- EXERCISE TASK -
Collect every line of the records below that contains the word "present".
* * * *
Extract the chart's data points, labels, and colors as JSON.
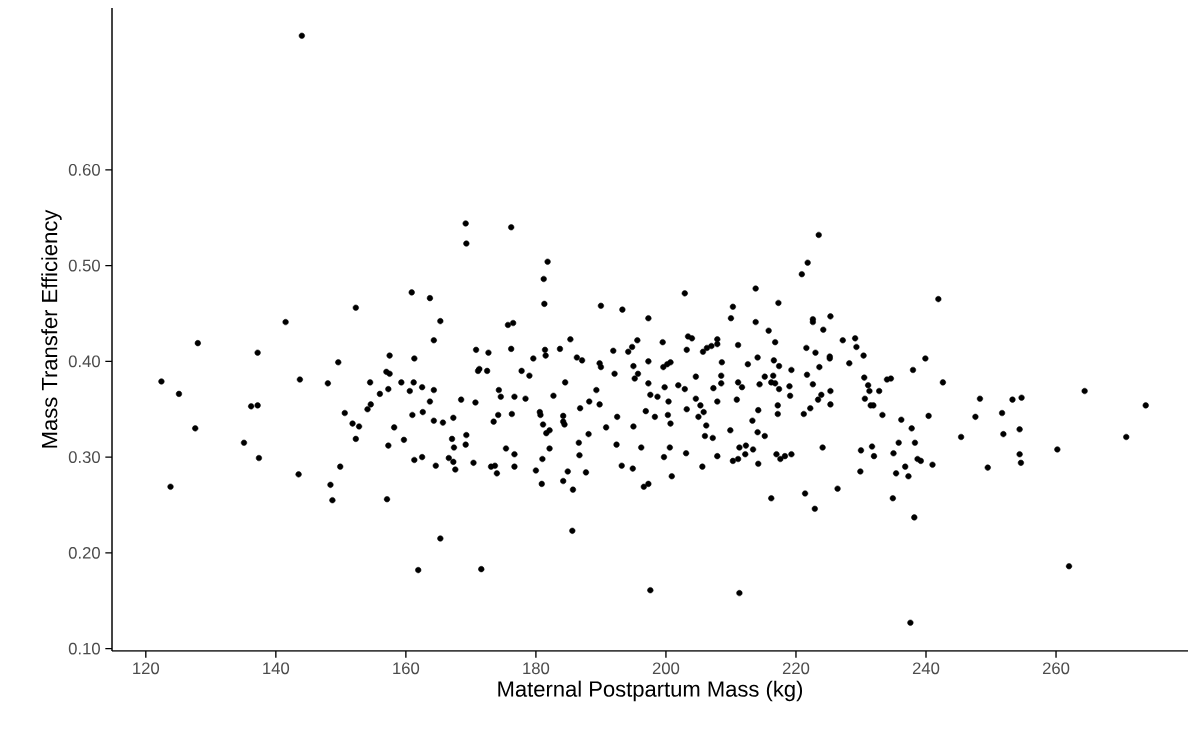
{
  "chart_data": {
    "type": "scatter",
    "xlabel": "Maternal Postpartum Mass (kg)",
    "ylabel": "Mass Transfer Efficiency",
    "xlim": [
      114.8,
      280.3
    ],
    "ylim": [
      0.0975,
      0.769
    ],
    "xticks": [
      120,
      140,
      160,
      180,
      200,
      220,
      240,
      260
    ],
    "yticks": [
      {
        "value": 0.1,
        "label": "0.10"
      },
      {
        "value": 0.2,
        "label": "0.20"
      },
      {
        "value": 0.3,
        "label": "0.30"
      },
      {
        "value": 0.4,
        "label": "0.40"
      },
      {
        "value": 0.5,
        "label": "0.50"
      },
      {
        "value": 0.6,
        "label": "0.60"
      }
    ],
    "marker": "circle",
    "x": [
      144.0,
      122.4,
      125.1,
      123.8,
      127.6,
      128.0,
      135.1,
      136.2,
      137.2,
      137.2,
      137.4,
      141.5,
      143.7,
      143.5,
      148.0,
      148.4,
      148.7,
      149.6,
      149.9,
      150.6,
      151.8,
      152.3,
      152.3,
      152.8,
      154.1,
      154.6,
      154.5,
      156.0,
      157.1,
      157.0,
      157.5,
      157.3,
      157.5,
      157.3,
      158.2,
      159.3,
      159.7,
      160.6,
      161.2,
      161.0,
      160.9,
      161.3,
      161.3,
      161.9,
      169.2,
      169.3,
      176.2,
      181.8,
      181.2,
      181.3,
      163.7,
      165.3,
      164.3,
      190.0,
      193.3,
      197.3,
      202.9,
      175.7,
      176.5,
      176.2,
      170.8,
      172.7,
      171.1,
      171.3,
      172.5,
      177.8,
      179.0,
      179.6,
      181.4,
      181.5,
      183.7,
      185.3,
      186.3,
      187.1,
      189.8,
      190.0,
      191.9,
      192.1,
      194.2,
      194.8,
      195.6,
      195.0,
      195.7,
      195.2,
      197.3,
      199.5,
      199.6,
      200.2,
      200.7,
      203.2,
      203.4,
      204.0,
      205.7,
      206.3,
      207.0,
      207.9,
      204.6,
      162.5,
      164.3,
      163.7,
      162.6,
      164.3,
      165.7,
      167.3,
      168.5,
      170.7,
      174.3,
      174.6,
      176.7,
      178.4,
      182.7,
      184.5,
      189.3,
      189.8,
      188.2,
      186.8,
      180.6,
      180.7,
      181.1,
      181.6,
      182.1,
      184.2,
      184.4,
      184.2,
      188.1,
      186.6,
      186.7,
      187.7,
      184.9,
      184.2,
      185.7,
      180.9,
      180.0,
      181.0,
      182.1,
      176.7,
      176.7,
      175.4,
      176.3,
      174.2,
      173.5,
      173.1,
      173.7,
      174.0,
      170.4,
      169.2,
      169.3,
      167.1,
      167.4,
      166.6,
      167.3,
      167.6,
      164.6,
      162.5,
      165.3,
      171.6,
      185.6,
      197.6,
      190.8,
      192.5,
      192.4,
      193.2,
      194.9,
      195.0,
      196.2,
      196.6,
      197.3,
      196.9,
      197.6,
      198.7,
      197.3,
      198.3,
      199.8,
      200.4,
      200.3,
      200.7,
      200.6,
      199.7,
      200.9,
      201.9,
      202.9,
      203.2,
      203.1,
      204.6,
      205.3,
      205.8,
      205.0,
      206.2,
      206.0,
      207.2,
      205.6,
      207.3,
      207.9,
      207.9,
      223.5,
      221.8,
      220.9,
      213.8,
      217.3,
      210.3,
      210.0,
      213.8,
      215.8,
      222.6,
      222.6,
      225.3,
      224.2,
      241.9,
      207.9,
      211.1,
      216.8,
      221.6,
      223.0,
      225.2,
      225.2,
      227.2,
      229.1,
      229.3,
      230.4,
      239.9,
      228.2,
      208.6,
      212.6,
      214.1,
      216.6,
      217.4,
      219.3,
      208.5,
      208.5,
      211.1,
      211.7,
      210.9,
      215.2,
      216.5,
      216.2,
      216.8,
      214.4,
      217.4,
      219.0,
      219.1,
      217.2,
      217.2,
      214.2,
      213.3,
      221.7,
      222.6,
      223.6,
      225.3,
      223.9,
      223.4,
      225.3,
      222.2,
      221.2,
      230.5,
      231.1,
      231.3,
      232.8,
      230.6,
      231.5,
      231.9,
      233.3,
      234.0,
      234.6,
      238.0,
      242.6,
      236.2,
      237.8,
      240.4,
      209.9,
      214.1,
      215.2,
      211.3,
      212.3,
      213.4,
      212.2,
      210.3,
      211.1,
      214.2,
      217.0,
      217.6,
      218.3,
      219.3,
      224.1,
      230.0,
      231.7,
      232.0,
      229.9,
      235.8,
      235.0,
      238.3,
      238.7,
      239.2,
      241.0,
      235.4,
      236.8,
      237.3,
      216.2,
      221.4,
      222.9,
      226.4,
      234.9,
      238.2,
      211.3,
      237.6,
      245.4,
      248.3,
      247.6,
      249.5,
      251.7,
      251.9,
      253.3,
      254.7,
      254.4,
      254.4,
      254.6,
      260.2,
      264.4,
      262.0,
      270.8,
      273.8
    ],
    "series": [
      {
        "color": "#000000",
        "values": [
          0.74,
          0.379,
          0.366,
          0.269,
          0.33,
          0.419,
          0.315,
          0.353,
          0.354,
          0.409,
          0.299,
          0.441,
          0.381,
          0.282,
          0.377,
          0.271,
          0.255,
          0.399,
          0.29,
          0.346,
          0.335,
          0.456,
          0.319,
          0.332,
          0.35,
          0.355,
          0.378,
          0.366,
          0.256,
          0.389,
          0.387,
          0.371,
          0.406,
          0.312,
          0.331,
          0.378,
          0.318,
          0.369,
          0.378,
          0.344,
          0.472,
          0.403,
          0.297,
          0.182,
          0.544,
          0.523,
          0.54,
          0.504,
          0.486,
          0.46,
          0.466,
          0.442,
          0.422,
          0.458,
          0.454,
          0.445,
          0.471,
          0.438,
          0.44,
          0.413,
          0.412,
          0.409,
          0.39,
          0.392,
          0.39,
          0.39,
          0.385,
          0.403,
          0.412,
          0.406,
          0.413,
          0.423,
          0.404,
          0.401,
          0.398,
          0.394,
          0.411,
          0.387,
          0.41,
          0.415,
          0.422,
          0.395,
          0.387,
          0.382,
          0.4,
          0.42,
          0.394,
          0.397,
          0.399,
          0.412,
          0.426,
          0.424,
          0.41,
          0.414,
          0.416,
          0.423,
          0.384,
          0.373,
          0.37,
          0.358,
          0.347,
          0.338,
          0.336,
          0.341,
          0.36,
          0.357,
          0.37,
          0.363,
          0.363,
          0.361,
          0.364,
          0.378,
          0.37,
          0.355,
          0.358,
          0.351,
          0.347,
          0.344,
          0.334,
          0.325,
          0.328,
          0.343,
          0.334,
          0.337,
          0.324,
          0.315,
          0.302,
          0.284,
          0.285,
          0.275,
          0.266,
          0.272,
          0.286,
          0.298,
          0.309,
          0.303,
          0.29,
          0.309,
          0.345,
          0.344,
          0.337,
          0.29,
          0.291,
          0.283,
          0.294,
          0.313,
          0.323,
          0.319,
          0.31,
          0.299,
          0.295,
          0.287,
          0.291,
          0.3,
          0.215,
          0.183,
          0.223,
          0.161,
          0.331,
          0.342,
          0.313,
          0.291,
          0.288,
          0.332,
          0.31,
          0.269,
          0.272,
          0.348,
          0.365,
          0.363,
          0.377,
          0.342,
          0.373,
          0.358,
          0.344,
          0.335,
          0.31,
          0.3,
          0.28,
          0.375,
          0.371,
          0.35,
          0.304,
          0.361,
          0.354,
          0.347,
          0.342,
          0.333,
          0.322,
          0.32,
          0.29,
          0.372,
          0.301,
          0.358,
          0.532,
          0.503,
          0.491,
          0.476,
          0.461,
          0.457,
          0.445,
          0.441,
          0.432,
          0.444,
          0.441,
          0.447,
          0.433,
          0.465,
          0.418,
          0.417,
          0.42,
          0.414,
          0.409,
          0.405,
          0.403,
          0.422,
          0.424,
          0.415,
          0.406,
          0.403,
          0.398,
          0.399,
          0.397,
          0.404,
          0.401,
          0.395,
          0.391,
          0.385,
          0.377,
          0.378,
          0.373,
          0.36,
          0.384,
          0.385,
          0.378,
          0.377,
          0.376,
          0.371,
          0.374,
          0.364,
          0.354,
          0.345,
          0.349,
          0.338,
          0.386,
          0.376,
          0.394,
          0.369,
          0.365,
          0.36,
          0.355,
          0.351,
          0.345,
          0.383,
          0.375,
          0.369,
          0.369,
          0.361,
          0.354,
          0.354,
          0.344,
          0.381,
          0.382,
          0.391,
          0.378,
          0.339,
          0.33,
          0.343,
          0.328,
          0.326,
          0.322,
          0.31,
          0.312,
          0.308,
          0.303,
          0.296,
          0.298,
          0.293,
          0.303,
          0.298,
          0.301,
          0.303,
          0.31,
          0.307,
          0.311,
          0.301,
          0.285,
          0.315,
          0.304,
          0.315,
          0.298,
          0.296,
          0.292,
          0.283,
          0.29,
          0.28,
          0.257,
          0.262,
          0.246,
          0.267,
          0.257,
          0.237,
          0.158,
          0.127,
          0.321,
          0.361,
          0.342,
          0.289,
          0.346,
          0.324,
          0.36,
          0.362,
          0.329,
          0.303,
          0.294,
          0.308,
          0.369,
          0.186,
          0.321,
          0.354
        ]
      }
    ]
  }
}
* * * *
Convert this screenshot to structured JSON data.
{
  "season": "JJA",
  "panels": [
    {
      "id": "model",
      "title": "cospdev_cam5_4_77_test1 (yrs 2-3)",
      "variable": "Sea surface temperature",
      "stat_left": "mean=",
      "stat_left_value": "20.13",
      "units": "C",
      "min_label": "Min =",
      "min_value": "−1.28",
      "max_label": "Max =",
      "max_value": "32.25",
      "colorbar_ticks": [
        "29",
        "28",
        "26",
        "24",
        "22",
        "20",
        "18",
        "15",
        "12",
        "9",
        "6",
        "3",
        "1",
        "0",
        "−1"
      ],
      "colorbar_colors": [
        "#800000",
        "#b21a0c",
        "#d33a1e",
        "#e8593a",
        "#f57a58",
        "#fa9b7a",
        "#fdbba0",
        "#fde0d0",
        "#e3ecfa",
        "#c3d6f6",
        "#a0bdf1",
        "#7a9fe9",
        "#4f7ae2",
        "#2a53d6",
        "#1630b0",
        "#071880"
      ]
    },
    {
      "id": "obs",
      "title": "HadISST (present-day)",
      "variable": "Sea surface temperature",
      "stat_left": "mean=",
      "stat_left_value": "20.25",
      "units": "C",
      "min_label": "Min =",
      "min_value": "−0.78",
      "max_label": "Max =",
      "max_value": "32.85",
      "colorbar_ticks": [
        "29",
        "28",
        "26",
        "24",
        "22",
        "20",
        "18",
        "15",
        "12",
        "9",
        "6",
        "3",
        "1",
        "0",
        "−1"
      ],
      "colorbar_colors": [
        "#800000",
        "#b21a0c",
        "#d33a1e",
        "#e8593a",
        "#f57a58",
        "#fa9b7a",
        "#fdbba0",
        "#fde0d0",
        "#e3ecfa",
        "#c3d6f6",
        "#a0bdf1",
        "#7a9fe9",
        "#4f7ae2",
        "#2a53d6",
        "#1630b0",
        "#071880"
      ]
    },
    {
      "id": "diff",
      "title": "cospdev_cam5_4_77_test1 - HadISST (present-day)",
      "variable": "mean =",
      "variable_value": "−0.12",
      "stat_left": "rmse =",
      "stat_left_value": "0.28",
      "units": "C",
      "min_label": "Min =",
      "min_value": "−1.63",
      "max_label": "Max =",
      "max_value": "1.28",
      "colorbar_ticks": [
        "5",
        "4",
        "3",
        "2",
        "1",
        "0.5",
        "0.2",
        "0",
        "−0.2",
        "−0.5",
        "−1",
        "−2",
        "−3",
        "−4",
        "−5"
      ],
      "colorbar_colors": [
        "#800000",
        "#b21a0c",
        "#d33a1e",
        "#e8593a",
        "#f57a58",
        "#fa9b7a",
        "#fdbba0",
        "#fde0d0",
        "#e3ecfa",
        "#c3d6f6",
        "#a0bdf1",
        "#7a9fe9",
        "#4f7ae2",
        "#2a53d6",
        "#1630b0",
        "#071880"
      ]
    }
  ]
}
* * * *
- EXERCISE SOLUTION -
      "title": "HadISST (present-day)",
      "title": "cospdev_cam5_4_77_test1 - HadISST (present-day)",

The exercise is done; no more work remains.